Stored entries
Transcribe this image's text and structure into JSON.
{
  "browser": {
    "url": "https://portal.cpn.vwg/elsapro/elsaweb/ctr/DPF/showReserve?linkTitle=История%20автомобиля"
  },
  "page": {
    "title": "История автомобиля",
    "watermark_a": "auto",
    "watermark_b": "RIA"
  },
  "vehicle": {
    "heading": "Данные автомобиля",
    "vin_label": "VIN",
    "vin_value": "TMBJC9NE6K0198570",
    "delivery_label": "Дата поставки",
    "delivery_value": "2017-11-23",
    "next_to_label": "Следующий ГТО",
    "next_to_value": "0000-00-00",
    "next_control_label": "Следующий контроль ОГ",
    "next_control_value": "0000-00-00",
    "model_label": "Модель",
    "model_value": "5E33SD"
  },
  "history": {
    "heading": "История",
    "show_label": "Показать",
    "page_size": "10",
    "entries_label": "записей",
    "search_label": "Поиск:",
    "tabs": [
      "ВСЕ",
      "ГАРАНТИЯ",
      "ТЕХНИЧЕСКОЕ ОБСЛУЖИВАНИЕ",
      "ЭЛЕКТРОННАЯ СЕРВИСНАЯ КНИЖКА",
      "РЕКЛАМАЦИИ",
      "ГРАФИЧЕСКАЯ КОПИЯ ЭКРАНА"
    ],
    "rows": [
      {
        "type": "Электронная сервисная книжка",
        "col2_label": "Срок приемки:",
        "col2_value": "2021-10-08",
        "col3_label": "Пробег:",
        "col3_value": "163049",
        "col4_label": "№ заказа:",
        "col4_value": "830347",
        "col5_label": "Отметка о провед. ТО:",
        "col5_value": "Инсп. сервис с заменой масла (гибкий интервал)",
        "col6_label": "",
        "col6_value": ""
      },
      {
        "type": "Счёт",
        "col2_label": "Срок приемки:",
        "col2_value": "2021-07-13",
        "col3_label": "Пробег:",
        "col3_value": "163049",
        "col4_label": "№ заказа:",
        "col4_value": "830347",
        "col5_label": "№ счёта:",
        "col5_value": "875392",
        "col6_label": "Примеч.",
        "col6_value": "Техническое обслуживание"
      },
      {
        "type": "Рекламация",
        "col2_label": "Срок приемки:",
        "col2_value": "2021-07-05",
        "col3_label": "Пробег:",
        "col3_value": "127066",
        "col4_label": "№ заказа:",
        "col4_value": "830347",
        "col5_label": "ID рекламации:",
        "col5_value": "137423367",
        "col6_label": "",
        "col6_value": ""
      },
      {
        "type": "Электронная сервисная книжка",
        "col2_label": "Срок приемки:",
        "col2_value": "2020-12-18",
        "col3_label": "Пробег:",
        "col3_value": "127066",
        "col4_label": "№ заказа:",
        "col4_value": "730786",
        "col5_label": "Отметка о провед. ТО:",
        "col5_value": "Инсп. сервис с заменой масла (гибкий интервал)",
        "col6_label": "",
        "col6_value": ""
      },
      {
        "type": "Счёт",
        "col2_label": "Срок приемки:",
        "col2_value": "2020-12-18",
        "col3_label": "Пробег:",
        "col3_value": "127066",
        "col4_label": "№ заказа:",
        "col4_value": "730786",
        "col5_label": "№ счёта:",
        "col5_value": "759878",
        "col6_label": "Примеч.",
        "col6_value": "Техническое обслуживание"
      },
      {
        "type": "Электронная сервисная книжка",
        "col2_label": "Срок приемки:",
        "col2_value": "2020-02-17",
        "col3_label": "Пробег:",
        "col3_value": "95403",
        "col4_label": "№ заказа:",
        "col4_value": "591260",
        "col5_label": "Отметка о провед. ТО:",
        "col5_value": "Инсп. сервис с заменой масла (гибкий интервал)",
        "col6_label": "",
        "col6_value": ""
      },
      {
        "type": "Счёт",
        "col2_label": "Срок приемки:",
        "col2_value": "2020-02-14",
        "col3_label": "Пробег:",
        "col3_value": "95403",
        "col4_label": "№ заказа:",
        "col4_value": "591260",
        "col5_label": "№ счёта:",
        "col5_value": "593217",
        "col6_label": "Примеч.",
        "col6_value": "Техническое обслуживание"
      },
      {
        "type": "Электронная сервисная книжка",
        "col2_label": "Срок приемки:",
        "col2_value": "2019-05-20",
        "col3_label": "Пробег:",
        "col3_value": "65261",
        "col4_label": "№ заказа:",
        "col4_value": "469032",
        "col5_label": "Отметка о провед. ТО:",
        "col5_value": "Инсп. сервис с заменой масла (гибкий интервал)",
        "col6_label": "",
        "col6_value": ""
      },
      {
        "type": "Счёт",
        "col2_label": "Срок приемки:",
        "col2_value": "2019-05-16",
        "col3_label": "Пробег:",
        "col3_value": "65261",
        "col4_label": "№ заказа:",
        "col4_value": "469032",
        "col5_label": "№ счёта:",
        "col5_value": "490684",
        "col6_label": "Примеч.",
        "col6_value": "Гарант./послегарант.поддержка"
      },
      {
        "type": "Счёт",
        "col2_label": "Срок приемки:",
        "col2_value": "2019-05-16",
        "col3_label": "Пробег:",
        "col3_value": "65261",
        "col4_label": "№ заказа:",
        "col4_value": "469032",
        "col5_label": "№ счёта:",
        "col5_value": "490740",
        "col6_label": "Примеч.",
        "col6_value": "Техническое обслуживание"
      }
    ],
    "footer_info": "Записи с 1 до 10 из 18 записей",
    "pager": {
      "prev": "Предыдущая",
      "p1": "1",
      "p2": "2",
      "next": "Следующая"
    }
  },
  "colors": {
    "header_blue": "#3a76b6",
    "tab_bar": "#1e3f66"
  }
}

## Task to complete
In the listing, find every line containing the word "heading" and list it.

## Written answer
    "heading": "Данные автомобиля",
    "heading": "История",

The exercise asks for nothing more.